Task statement. Reproduce all of the data below without alteration; exclude every picture.

(Figure data in JSON)
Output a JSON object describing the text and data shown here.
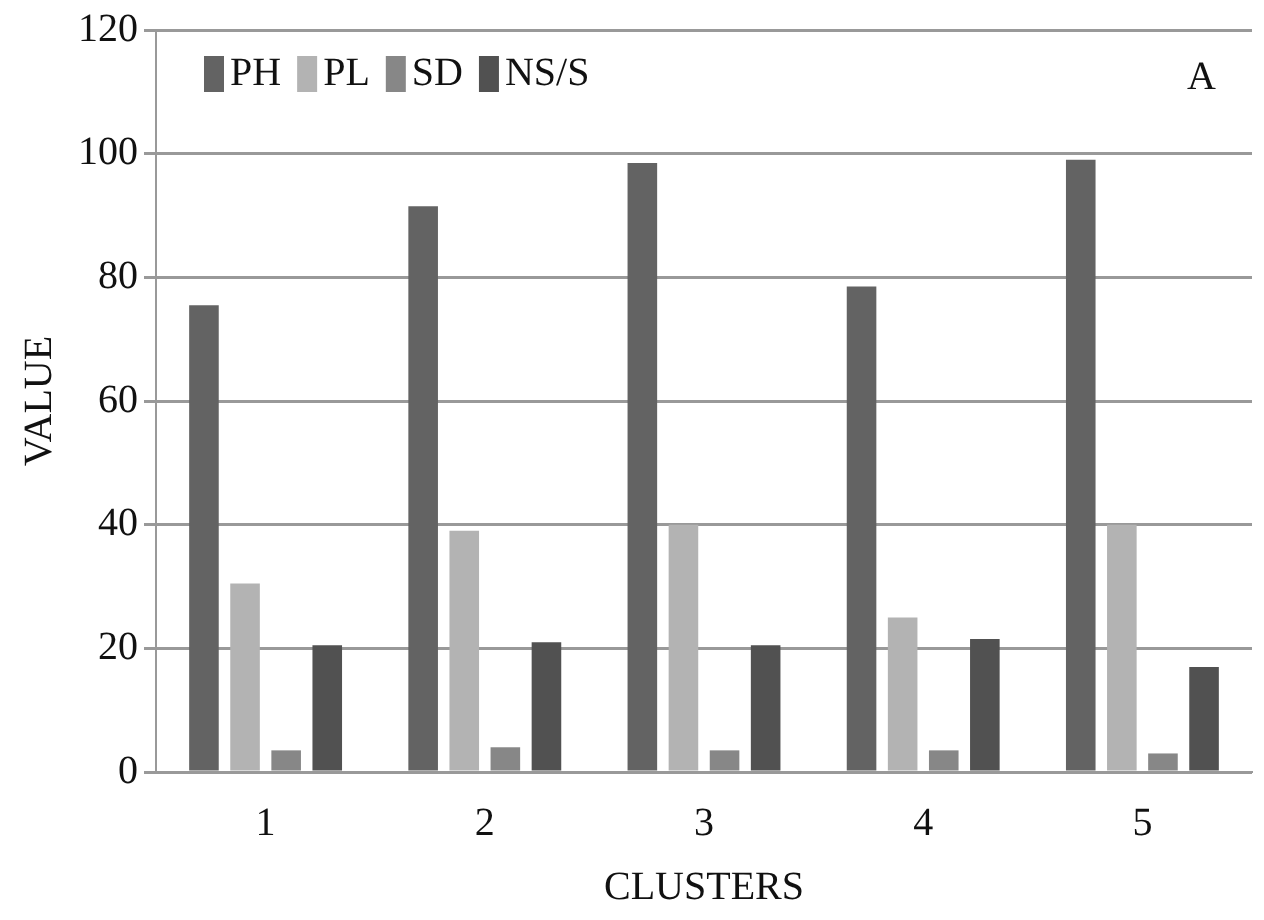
{
  "chart_data": {
    "type": "bar",
    "xlabel": "CLUSTERS",
    "ylabel": "VALUE",
    "categories": [
      "1",
      "2",
      "3",
      "4",
      "5"
    ],
    "series": [
      {
        "name": "PH",
        "color": "#636363",
        "values": [
          75.5,
          91.5,
          98.5,
          78.5,
          99
        ]
      },
      {
        "name": "PL",
        "color": "#b3b3b3",
        "values": [
          30.5,
          39,
          40,
          25,
          40
        ]
      },
      {
        "name": "SD",
        "color": "#878787",
        "values": [
          3.5,
          4,
          3.5,
          3.5,
          3
        ]
      },
      {
        "name": "NS/S",
        "color": "#515151",
        "values": [
          20.5,
          21,
          20.5,
          21.5,
          17
        ]
      }
    ],
    "ylim": [
      0,
      120
    ],
    "yticks": [
      0,
      20,
      40,
      60,
      80,
      100,
      120
    ],
    "grid": "y",
    "legend": "top left",
    "annotations": [
      "A"
    ]
  }
}
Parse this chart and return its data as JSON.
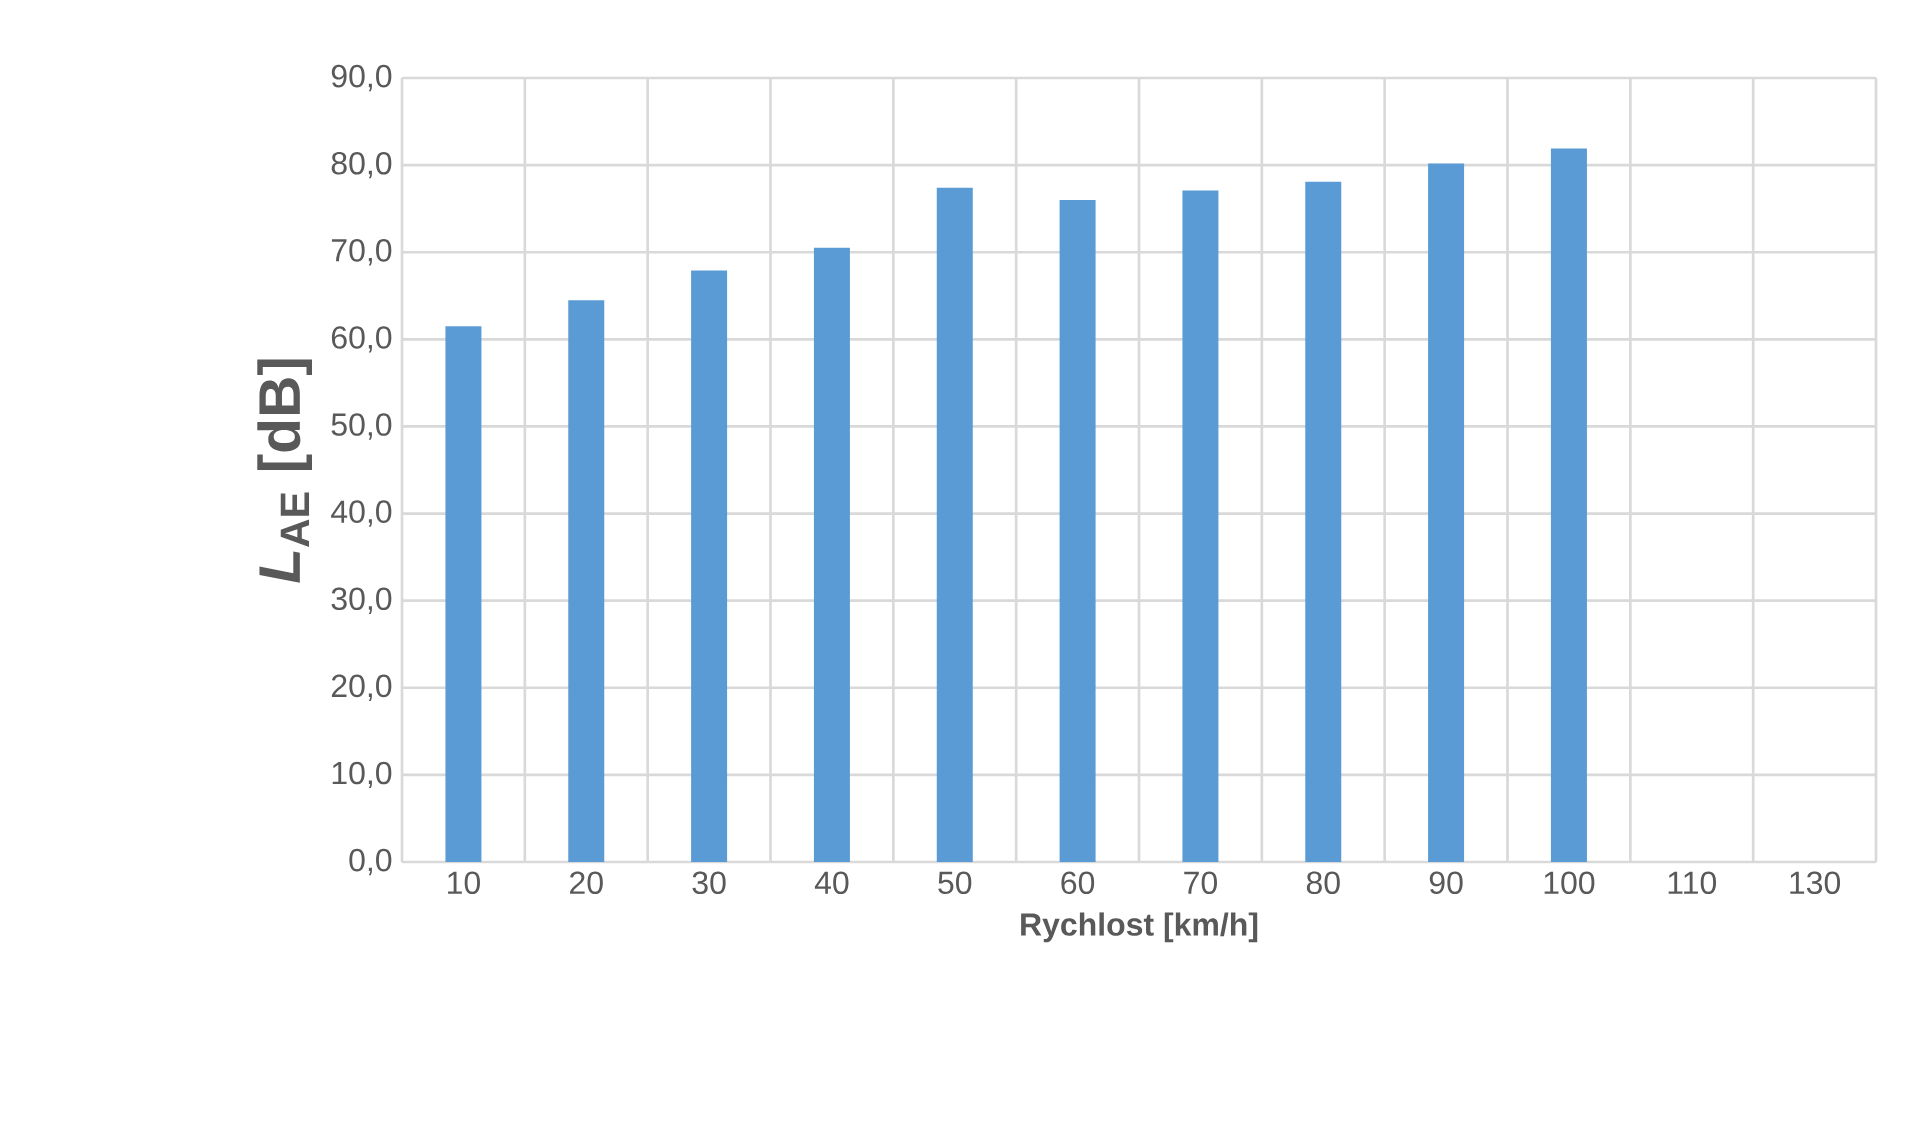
{
  "chart_data": {
    "type": "bar",
    "xlabel": "Rychlost [km/h]",
    "ylabel": "*L*$_{AE}$ [dB]",
    "categories": [
      "10",
      "20",
      "30",
      "40",
      "50",
      "60",
      "70",
      "80",
      "90",
      "100",
      "110",
      "130"
    ],
    "values": [
      61.5,
      64.5,
      67.9,
      70.5,
      77.4,
      76.0,
      77.1,
      78.1,
      80.2,
      81.9,
      null,
      null
    ],
    "color": "#5b9bd5",
    "ylim": [
      0,
      90
    ],
    "yticks": [
      {
        "value": 0,
        "label": "0,0"
      },
      {
        "value": 10,
        "label": "10,0"
      },
      {
        "value": 20,
        "label": "20,0"
      },
      {
        "value": 30,
        "label": "30,0"
      },
      {
        "value": 40,
        "label": "40,0"
      },
      {
        "value": 50,
        "label": "50,0"
      },
      {
        "value": 60,
        "label": "60,0"
      },
      {
        "value": 70,
        "label": "70,0"
      },
      {
        "value": 80,
        "label": "80,0"
      },
      {
        "value": 90,
        "label": "90,0"
      }
    ],
    "grid": true
  }
}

The answer.
Output a JSON object describing the text and data shown here.
{
  "chart_data": {
    "type": "bar",
    "xlabel": "CLUSTERS",
    "ylabel": "VALUE",
    "categories": [
      "1",
      "2",
      "3",
      "4",
      "5"
    ],
    "series": [
      {
        "name": "PH",
        "color": "#636363",
        "values": [
          75.5,
          91.5,
          98.5,
          78.5,
          99
        ]
      },
      {
        "name": "PL",
        "color": "#b3b3b3",
        "values": [
          30.5,
          39,
          40,
          25,
          40
        ]
      },
      {
        "name": "SD",
        "color": "#878787",
        "values": [
          3.5,
          4,
          3.5,
          3.5,
          3
        ]
      },
      {
        "name": "NS/S",
        "color": "#515151",
        "values": [
          20.5,
          21,
          20.5,
          21.5,
          17
        ]
      }
    ],
    "ylim": [
      0,
      120
    ],
    "yticks": [
      0,
      20,
      40,
      60,
      80,
      100,
      120
    ],
    "grid": "y",
    "legend": "top left",
    "annotations": [
      "A"
    ]
  }
}
Parse this chart and return its data as JSON.
{
  "chart_data": {
    "type": "bar",
    "xlabel": "Rychlost [km/h]",
    "ylabel": "*L*$_{AE}$ [dB]",
    "categories": [
      "10",
      "20",
      "30",
      "40",
      "50",
      "60",
      "70",
      "80",
      "90",
      "100",
      "110",
      "130"
    ],
    "values": [
      61.5,
      64.5,
      67.9,
      70.5,
      77.4,
      76.0,
      77.1,
      78.1,
      80.2,
      81.9,
      null,
      null
    ],
    "color": "#5b9bd5",
    "ylim": [
      0,
      90
    ],
    "yticks": [
      {
        "value": 0,
        "label": "0,0"
      },
      {
        "value": 10,
        "label": "10,0"
      },
      {
        "value": 20,
        "label": "20,0"
      },
      {
        "value": 30,
        "label": "30,0"
      },
      {
        "value": 40,
        "label": "40,0"
      },
      {
        "value": 50,
        "label": "50,0"
      },
      {
        "value": 60,
        "label": "60,0"
      },
      {
        "value": 70,
        "label": "70,0"
      },
      {
        "value": 80,
        "label": "80,0"
      },
      {
        "value": 90,
        "label": "90,0"
      }
    ],
    "grid": true
  }
}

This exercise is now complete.